:: RECORDED DATA
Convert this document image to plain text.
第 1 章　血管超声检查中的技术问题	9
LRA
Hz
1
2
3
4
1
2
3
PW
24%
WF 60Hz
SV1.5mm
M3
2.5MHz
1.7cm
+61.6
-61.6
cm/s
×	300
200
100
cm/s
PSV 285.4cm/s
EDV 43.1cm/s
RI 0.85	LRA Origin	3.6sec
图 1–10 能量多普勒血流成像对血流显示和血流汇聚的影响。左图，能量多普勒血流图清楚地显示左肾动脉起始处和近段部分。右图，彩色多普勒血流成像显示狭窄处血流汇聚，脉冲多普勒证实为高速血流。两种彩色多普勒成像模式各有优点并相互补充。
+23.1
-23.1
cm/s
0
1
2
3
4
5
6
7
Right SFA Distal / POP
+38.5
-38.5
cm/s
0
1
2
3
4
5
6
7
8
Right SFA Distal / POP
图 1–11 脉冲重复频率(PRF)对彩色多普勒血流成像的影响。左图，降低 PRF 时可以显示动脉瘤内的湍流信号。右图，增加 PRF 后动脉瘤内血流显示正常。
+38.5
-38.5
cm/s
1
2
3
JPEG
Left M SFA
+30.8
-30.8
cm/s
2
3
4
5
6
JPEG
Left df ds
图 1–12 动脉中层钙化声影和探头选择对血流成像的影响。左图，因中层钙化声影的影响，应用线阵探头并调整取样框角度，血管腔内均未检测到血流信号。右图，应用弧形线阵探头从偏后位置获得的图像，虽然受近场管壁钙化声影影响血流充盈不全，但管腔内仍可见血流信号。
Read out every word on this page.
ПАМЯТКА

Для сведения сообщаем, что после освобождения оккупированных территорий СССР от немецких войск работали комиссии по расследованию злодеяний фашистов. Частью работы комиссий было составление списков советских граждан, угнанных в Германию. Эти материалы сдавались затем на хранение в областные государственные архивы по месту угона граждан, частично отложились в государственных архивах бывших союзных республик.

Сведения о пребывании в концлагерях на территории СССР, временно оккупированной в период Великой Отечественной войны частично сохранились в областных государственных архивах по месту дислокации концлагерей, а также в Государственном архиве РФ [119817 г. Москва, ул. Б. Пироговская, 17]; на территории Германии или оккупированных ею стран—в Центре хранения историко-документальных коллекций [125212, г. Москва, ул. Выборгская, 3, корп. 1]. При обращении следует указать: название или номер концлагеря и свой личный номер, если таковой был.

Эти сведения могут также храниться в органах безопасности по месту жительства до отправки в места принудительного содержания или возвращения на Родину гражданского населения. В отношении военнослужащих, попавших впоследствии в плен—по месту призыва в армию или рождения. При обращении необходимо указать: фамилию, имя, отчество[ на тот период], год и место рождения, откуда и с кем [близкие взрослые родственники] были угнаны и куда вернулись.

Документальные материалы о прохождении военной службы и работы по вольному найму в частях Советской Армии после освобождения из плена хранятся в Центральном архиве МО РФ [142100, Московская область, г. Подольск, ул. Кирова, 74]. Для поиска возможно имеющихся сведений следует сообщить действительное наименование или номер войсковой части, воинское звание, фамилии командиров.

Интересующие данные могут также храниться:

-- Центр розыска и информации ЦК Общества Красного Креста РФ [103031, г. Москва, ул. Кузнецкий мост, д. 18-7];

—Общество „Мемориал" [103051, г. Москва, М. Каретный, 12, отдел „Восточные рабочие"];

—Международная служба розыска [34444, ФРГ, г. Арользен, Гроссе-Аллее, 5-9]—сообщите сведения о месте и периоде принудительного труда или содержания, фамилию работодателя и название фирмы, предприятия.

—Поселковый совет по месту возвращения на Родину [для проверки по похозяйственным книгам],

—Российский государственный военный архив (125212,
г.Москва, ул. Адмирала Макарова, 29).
::::
WHAT THE TASK REQUIRES:
Could you quote the material above in full, exactly as it stands?

WRITTEN ANSWER:
Convert this document image to plain text.
第 1 章　血管超声检查中的技术问题	9
LRA
Hz
1
2
3
4
1
2
3
PW
24%
WF 60Hz
SV1.5mm
M3
2.5MHz
1.7cm
+61.6
-61.6
cm/s
×	300
200
100
cm/s
PSV 285.4cm/s
EDV 43.1cm/s
RI 0.85	LRA Origin	3.6sec
图 1–10 能量多普勒血流成像对血流显示和血流汇聚的影响。左图，能量多普勒血流图清楚地显示左肾动脉起始处和近段部分。右图，彩色多普勒血流成像显示狭窄处血流汇聚，脉冲多普勒证实为高速血流。两种彩色多普勒成像模式各有优点并相互补充。
+23.1
-23.1
cm/s
0
1
2
3
4
5
6
7
Right SFA Distal / POP
+38.5
-38.5
cm/s
0
1
2
3
4
5
6
7
8
Right SFA Distal / POP
图 1–11 脉冲重复频率(PRF)对彩色多普勒血流成像的影响。左图，降低 PRF 时可以显示动脉瘤内的湍流信号。右图，增加 PRF 后动脉瘤内血流显示正常。
+38.5
-38.5
cm/s
1
2
3
JPEG
Left M SFA
+30.8
-30.8
cm/s
2
3
4
5
6
JPEG
Left df ds
图 1–12 动脉中层钙化声影和探头选择对血流成像的影响。左图，因中层钙化声影的影响，应用线阵探头并调整取样框角度，血管腔内均未检测到血流信号。右图，应用弧形线阵探头从偏后位置获得的图像，虽然受近场管壁钙化声影影响血流充盈不全，但管腔内仍可见血流信号。
Read out every word on this page.
ПАМЯТКА

Для сведения сообщаем, что после освобождения оккупированных территорий СССР от немецких войск работали комиссии по расследованию злодеяний фашистов. Частью работы комиссий было составление списков советских граждан, угнанных в Германию. Эти материалы сдавались затем на хранение в областные государственные архивы по месту угона граждан, частично отложились в государственных архивах бывших союзных республик.

Сведения о пребывании в концлагерях на территории СССР, временно оккупированной в период Великой Отечественной войны частично сохранились в областных государственных архивах по месту дислокации концлагерей, а также в Государственном архиве РФ [119817 г. Москва, ул. Б. Пироговская, 17]; на территории Германии или оккупированных ею стран—в Центре хранения историко-документальных коллекций [125212, г. Москва, ул. Выборгская, 3, корп. 1]. При обращении следует указать: название или номер концлагеря и свой личный номер, если таковой был.

Эти сведения могут также храниться в органах безопасности по месту жительства до отправки в места принудительного содержания или возвращения на Родину гражданского населения. В отношении военнослужащих, попавших впоследствии в плен—по месту призыва в армию или рождения. При обращении необходимо указать: фамилию, имя, отчество[ на тот период], год и место рождения, откуда и с кем [близкие взрослые родственники] были угнаны и куда вернулись.

Документальные материалы о прохождении военной службы и работы по вольному найму в частях Советской Армии после освобождения из плена хранятся в Центральном архиве МО РФ [142100, Московская область, г. Подольск, ул. Кирова, 74]. Для поиска возможно имеющихся сведений следует сообщить действительное наименование или номер войсковой части, воинское звание, фамилии командиров.

Интересующие данные могут также храниться:

-- Центр розыска и информации ЦК Общества Красного Креста РФ [103031, г. Москва, ул. Кузнецкий мост, д. 18-7];

—Общество „Мемориал" [103051, г. Москва, М. Каретный, 12, отдел „Восточные рабочие"];

—Международная служба розыска [34444, ФРГ, г. Арользен, Гроссе-Аллее, 5-9]—сообщите сведения о месте и периоде принудительного труда или содержания, фамилию работодателя и название фирмы, предприятия.

—Поселковый совет по месту возвращения на Родину [для проверки по похозяйственным книгам],

—Российский государственный военный архив (125212,
г.Москва, ул. Адмирала Макарова, 29).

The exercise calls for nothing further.